**EXTRACTED MATERIAL**
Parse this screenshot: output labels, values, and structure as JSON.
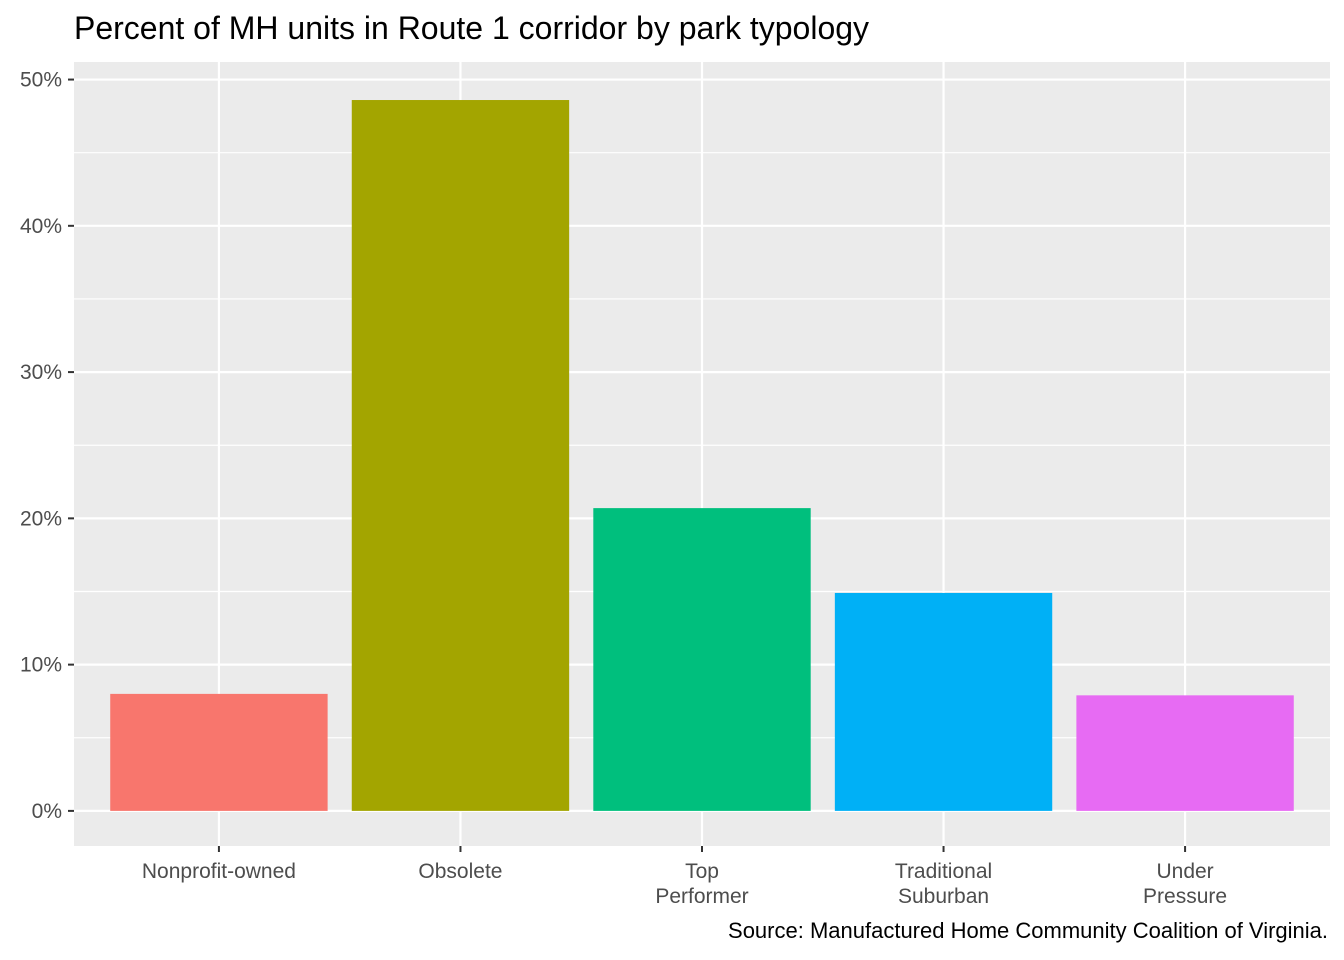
{
  "chart_data": {
    "type": "bar",
    "title": "Percent of MH units in Route 1 corridor by park typology",
    "caption": "Source: Manufactured Home Community Coalition of Virginia.",
    "xlabel": "",
    "ylabel": "",
    "categories": [
      [
        "Nonprofit-owned"
      ],
      [
        "Obsolete"
      ],
      [
        "Top",
        "Performer"
      ],
      [
        "Traditional",
        "Suburban"
      ],
      [
        "Under",
        "Pressure"
      ]
    ],
    "values": [
      8.0,
      48.6,
      20.7,
      14.9,
      7.9
    ],
    "colors": [
      "#F8766D",
      "#A3A500",
      "#00BF7D",
      "#00B0F6",
      "#E76BF3"
    ],
    "ylim": [
      -2.4,
      51.2
    ],
    "y_ticks": [
      0,
      10,
      20,
      30,
      40,
      50
    ],
    "y_tick_labels": [
      "0%",
      "10%",
      "20%",
      "30%",
      "40%",
      "50%"
    ],
    "grid": true,
    "legend": "none",
    "panel_background": "#EBEBEB"
  }
}
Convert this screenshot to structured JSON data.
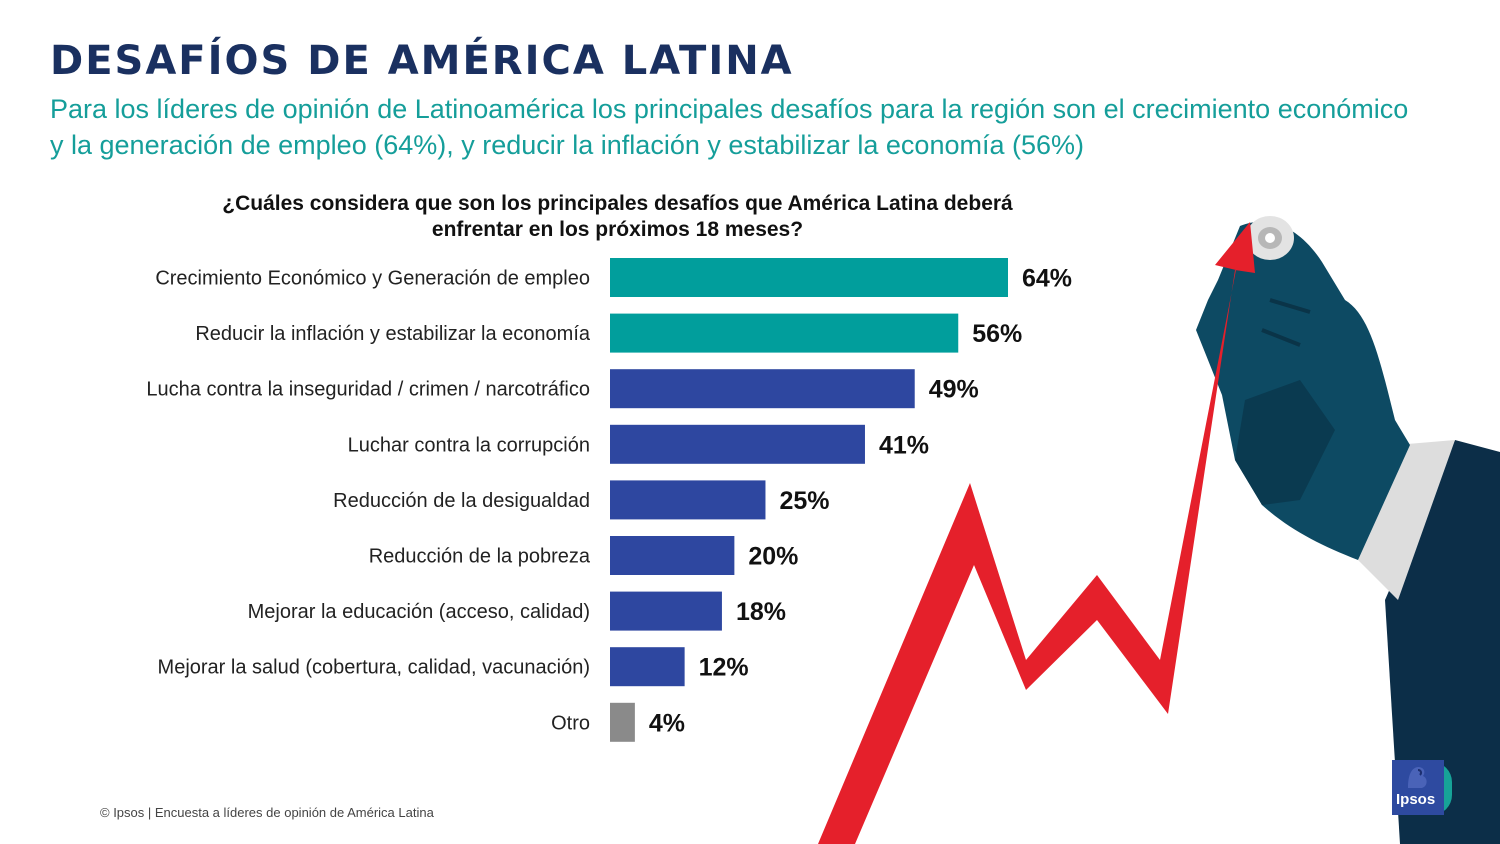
{
  "title": "DESAFÍOS DE AMÉRICA LATINA",
  "subtitle": "Para los líderes de opinión de Latinoamérica los principales desafíos para la región son el crecimiento económico y la generación de empleo (64%), y reducir la inflación y estabilizar la economía (56%)",
  "question": "¿Cuáles considera que son los principales desafíos que América Latina deberá enfrentar en los próximos 18 meses?",
  "footer": "© Ipsos | Encuesta a líderes de opinión de América Latina",
  "logo_text": "Ipsos",
  "colors": {
    "title": "#1a3060",
    "subtitle": "#159e9a",
    "teal": "#019e9c",
    "blue": "#2e47a0",
    "gray": "#8a8a8a",
    "arrow": "#e5202b",
    "hand": "#0d4a63"
  },
  "chart_data": {
    "type": "bar",
    "orientation": "horizontal",
    "categories": [
      "Crecimiento Económico y Generación de empleo",
      "Reducir la inflación y estabilizar la economía",
      "Lucha contra la inseguridad / crimen / narcotráfico",
      "Luchar contra la corrupción",
      "Reducción de la desigualdad",
      "Reducción de la pobreza",
      "Mejorar la educación (acceso, calidad)",
      "Mejorar la salud (cobertura, calidad, vacunación)",
      "Otro"
    ],
    "values": [
      64,
      56,
      49,
      41,
      25,
      20,
      18,
      12,
      4
    ],
    "value_labels": [
      "64%",
      "56%",
      "49%",
      "41%",
      "25%",
      "20%",
      "18%",
      "12%",
      "4%"
    ],
    "bar_colors": [
      "#019e9c",
      "#019e9c",
      "#2e47a0",
      "#2e47a0",
      "#2e47a0",
      "#2e47a0",
      "#2e47a0",
      "#2e47a0",
      "#8a8a8a"
    ],
    "unit": "%",
    "xlim": [
      0,
      64
    ],
    "grid": false,
    "legend": "none"
  }
}
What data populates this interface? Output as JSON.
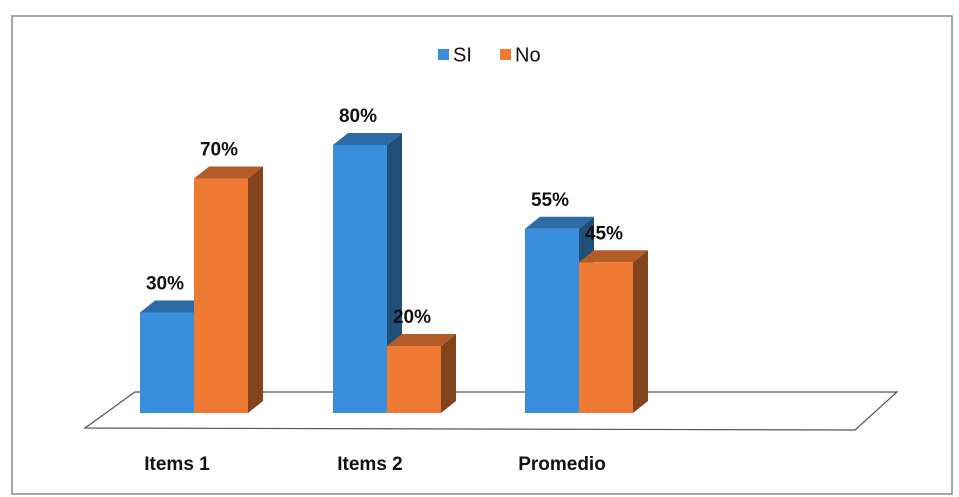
{
  "chart_data": {
    "type": "bar3d",
    "categories": [
      "Items 1",
      "Items 2",
      "Promedio"
    ],
    "series": [
      {
        "name": "SI",
        "color": "#3a8fdc",
        "values": [
          30,
          80,
          55
        ],
        "value_labels": [
          "30%",
          "80%",
          "55%"
        ]
      },
      {
        "name": "No",
        "color": "#ef7a34",
        "values": [
          70,
          20,
          45
        ],
        "value_labels": [
          "70%",
          "20%",
          "45%"
        ]
      }
    ],
    "legend": "top"
  }
}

**WHAT THIS TASK INVOLVES**
Return each line with "Mejorar".

**SOLUTION FOR THIS PROBLEM**
      "Mejorar la educación (acceso, calidad)",
      "Mejorar la salud (cobertura, calidad, vacunación)",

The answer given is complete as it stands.